------ Records provided

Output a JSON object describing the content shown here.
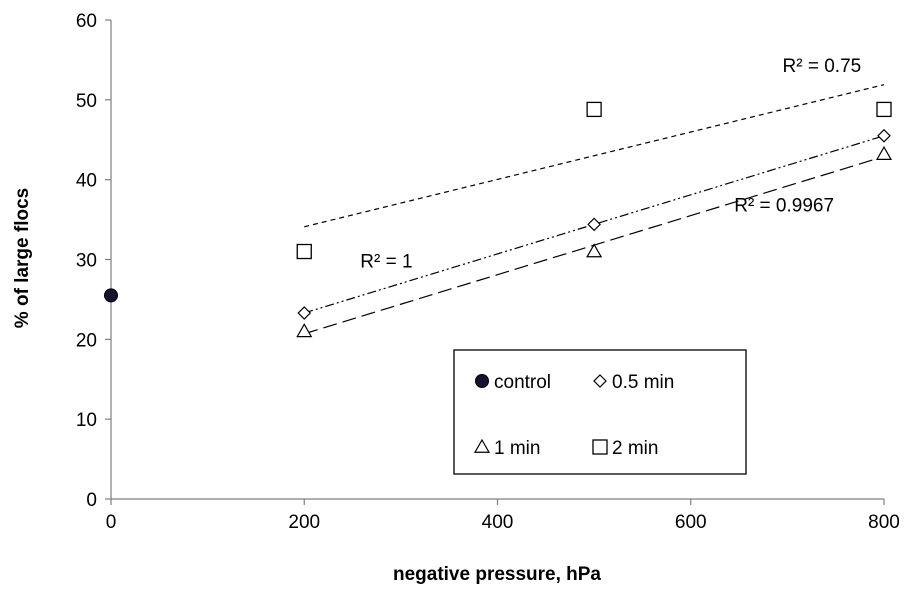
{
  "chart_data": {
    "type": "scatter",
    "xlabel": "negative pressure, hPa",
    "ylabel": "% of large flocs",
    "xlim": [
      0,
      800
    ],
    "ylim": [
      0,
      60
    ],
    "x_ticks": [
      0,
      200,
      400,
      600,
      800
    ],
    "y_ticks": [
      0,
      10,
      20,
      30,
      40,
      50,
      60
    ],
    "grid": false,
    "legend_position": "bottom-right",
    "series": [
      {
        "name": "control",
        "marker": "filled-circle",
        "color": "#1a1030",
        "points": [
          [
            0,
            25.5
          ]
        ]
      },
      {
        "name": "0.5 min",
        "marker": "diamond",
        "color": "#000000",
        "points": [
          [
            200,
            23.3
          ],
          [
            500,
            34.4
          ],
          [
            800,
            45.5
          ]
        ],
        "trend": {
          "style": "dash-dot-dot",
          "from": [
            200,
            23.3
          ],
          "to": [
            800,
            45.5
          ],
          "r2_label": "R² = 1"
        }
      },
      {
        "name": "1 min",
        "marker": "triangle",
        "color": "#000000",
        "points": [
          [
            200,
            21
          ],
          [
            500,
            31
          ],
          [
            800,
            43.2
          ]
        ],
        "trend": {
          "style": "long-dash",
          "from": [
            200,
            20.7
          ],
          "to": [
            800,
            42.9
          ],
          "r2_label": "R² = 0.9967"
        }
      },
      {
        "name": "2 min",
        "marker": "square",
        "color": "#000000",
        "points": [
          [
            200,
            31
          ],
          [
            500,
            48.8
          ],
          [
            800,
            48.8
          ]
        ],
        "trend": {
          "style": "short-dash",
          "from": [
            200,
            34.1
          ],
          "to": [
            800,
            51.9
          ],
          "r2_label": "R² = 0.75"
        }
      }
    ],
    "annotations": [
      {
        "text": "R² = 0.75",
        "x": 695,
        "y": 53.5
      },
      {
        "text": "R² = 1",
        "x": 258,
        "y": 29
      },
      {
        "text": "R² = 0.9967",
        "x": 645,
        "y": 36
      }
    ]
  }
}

------------

Instructions to follow: Return the lines of the records that include the string "dash".

Exercise response:
          "style": "dash-dot-dot",
          "style": "long-dash",
          "style": "short-dash",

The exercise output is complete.